- **Exercise inputs**
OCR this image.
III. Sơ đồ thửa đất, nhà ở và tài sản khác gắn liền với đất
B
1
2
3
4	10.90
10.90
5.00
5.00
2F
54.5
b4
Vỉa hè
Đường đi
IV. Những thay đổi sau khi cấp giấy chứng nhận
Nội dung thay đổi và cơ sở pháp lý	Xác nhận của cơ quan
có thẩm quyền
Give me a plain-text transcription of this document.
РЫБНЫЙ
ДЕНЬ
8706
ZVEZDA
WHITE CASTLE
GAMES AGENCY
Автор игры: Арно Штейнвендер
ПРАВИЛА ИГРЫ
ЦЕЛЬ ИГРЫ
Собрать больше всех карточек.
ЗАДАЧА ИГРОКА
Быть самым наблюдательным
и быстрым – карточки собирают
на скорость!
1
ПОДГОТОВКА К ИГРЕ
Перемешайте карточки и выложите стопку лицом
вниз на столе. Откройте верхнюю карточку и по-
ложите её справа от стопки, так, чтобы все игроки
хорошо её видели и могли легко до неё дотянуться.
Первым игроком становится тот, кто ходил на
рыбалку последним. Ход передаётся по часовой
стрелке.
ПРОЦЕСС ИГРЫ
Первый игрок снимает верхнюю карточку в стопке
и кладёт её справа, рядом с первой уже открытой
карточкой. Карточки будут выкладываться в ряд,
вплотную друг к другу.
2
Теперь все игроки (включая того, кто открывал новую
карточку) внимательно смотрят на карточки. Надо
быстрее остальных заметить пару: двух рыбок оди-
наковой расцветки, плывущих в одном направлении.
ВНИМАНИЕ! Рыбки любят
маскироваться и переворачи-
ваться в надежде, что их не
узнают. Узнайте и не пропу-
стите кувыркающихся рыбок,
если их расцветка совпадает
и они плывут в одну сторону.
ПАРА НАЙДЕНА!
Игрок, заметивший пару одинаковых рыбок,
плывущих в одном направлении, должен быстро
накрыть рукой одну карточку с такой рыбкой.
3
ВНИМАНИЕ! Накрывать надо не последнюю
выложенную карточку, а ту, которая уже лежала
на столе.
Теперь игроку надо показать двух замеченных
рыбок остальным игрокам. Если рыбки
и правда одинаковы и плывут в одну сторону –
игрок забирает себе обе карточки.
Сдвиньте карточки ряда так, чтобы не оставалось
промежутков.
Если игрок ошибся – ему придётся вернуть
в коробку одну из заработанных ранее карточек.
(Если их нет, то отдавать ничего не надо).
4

- **Instructions for the task**
Search the lines for the string "одну" and copy every line that has it.

- **Solution to the exercise**
и они плывут в одну сторону.
накрыть рукой одну карточку с такой рыбкой.
и правда одинаковы и плывут в одну сторону –
в коробку одну из заработанных ранее карточек.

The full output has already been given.